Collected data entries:
---+---
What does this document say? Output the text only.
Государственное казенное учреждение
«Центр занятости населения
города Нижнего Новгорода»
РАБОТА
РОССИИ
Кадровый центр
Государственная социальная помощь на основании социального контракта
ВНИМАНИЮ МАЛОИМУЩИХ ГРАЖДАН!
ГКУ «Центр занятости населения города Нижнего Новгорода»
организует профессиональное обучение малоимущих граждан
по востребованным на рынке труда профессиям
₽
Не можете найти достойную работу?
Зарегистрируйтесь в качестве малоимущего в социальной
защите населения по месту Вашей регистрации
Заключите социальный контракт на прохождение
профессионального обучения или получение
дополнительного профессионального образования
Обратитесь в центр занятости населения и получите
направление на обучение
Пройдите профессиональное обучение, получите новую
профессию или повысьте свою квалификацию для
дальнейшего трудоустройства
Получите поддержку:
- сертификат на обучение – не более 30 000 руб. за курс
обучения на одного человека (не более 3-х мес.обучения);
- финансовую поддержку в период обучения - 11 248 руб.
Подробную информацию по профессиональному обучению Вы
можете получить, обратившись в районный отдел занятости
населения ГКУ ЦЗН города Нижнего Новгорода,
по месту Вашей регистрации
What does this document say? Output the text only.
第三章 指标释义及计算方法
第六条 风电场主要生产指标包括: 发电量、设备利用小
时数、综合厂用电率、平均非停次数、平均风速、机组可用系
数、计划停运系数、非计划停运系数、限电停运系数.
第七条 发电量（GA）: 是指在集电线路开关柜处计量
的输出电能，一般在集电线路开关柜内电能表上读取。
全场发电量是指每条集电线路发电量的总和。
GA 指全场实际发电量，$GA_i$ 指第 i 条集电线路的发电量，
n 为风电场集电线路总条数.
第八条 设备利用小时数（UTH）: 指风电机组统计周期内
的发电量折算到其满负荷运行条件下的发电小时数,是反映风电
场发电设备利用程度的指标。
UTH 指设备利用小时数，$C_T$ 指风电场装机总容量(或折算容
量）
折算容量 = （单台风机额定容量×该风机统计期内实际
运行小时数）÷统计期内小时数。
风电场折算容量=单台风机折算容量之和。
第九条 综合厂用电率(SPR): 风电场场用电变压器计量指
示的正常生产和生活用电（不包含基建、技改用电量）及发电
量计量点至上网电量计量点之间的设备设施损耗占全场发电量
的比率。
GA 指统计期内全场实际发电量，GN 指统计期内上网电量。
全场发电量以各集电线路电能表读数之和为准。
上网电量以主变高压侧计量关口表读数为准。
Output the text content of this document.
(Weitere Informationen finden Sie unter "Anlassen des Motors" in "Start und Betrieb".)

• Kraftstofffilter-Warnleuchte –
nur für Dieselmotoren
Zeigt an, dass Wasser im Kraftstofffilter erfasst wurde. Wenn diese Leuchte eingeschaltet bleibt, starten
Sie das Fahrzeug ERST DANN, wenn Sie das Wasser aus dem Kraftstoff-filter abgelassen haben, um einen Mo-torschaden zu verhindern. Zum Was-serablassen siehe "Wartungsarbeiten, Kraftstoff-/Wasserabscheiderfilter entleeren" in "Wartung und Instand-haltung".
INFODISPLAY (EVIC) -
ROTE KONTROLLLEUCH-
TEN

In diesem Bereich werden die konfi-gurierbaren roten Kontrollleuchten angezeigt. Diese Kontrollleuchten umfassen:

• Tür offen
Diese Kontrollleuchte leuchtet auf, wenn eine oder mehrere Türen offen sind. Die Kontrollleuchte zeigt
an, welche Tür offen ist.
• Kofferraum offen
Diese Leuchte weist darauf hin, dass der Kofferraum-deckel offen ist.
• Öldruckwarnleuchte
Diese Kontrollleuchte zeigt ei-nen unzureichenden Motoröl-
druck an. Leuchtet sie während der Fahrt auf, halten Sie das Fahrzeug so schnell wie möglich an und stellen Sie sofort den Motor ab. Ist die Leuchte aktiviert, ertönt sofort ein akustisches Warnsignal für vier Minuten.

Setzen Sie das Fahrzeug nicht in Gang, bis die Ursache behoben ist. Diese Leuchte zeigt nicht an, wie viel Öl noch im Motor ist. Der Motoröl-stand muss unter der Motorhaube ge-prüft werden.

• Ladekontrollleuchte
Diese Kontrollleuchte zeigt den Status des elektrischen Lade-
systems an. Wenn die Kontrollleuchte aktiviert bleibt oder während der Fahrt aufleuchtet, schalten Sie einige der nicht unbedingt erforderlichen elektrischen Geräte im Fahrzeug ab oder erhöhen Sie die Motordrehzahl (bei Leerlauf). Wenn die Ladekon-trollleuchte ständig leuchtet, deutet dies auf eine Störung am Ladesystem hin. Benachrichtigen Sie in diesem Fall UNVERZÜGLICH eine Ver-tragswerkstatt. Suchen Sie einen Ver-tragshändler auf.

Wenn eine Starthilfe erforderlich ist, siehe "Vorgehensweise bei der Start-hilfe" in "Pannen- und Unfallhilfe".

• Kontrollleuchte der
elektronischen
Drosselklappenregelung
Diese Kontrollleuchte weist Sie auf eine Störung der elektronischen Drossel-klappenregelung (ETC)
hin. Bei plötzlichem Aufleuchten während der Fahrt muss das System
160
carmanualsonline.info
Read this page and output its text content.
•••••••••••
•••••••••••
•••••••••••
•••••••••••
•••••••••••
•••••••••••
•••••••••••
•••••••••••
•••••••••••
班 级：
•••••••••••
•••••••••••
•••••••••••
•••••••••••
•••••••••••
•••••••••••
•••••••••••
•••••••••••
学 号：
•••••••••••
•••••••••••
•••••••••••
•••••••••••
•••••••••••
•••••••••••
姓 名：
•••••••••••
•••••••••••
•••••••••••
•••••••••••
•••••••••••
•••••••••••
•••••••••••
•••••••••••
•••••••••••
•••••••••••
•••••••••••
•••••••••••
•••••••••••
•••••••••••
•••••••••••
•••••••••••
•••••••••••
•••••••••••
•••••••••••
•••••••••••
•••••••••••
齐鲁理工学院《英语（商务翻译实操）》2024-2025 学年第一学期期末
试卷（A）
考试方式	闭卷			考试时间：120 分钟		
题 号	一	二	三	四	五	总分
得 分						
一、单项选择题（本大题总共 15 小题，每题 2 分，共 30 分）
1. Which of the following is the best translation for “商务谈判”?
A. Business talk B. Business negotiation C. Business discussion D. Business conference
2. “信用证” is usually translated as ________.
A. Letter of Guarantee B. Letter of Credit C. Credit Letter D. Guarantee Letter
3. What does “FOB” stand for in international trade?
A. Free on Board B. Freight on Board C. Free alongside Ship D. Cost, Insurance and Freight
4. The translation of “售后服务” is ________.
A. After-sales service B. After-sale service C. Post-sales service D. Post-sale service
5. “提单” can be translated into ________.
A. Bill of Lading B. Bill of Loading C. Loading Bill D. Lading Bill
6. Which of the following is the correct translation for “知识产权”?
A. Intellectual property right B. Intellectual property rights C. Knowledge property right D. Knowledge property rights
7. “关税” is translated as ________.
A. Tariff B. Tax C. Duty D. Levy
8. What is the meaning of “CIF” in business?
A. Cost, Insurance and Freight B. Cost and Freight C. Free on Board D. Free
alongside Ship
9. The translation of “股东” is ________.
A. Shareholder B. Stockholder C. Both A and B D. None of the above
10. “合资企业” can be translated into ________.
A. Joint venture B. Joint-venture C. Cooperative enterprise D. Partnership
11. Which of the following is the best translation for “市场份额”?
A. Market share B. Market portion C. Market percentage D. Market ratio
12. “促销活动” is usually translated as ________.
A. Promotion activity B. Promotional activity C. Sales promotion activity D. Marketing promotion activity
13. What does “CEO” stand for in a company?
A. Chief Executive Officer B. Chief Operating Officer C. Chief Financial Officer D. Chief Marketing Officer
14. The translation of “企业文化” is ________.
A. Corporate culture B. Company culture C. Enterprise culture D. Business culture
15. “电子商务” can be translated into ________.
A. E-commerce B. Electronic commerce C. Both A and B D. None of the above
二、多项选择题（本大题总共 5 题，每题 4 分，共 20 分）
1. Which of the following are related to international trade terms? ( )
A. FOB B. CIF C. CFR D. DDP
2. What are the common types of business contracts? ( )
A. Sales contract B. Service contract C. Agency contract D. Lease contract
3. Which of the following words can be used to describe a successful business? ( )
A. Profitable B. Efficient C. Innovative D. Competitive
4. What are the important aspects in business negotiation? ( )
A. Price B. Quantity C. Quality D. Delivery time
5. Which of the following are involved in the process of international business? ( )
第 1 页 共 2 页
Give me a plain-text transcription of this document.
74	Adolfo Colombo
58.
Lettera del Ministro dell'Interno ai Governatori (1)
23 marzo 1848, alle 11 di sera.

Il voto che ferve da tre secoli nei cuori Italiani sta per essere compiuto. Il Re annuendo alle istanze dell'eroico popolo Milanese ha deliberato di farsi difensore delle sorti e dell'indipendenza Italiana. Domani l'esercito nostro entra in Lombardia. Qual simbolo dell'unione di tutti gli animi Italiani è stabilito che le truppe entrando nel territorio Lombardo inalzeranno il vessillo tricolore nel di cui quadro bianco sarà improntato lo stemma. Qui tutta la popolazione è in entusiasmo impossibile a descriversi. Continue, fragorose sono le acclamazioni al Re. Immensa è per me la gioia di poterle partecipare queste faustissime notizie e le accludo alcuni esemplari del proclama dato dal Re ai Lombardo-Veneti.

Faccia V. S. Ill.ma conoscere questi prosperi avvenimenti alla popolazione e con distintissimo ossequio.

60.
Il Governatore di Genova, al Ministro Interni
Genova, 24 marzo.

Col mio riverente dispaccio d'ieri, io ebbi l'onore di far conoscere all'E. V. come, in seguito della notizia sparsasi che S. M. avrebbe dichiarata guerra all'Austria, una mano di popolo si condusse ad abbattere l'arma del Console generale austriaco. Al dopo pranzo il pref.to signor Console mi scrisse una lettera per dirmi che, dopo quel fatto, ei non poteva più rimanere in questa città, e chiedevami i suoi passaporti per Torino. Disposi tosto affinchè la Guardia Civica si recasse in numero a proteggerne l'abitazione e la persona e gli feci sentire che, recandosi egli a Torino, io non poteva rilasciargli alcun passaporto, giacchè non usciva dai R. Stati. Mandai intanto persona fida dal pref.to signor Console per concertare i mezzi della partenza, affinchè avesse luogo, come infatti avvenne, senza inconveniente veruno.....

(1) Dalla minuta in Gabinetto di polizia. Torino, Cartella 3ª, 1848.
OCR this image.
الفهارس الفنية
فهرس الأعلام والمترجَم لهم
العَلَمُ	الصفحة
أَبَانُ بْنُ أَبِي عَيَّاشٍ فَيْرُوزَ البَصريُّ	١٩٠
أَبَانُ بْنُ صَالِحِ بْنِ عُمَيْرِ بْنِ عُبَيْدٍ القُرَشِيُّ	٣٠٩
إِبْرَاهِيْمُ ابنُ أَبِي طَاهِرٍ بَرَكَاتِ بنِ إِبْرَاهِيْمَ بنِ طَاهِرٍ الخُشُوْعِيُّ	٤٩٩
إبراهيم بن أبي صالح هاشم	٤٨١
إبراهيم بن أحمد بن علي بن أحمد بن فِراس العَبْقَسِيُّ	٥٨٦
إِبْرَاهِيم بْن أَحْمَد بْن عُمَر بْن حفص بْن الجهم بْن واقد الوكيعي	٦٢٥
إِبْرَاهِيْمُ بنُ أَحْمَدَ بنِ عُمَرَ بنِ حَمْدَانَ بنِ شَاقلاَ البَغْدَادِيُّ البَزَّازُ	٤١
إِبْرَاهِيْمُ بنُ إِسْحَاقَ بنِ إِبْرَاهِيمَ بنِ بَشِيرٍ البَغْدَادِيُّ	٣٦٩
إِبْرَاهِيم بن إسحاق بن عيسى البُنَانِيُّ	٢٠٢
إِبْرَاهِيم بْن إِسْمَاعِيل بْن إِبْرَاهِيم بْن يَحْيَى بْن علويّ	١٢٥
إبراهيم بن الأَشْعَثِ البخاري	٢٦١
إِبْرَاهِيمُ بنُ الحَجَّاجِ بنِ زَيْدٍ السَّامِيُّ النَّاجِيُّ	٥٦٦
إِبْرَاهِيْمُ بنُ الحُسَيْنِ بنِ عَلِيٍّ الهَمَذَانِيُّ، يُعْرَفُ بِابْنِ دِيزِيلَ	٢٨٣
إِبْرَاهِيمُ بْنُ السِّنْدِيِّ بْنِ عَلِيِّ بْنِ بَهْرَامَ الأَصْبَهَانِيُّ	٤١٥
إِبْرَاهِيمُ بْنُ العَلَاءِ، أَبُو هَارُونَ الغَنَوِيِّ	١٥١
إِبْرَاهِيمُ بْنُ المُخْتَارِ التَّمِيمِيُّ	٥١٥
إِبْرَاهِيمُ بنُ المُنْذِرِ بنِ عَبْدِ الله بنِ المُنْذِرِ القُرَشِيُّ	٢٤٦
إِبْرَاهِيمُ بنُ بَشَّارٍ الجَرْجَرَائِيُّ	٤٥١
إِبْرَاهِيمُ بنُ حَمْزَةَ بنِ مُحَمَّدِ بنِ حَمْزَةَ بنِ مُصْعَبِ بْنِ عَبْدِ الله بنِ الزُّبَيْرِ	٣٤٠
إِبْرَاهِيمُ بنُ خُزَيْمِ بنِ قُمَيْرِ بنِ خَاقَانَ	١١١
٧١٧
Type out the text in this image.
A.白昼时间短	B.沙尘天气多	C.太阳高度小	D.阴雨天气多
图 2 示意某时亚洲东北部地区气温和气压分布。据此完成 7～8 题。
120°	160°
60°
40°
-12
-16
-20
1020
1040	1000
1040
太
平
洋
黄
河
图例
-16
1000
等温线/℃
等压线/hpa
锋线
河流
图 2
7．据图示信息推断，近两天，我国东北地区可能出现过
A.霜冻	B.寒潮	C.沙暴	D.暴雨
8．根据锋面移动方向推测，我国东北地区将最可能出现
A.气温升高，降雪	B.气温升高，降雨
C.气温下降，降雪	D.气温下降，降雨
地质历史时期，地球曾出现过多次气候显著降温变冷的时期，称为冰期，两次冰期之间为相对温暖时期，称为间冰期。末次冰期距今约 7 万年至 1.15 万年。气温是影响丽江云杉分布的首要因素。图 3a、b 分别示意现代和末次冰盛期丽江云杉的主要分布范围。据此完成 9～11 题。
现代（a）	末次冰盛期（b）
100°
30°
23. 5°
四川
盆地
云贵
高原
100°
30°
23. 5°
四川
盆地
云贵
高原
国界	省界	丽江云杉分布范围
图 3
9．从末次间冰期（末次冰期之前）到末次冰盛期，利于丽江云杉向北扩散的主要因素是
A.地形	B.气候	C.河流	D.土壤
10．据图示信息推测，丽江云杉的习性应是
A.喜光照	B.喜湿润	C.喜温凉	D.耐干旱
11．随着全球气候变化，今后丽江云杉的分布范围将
---+---
Pick out every line with the string "text" and copy it.

What does this document say? Output the text only.
What does this document say? Output the text only.
Output the text content of this document.
Read this page and output its text content.
Give me a plain-text transcription of this document.
Type out the text in this image.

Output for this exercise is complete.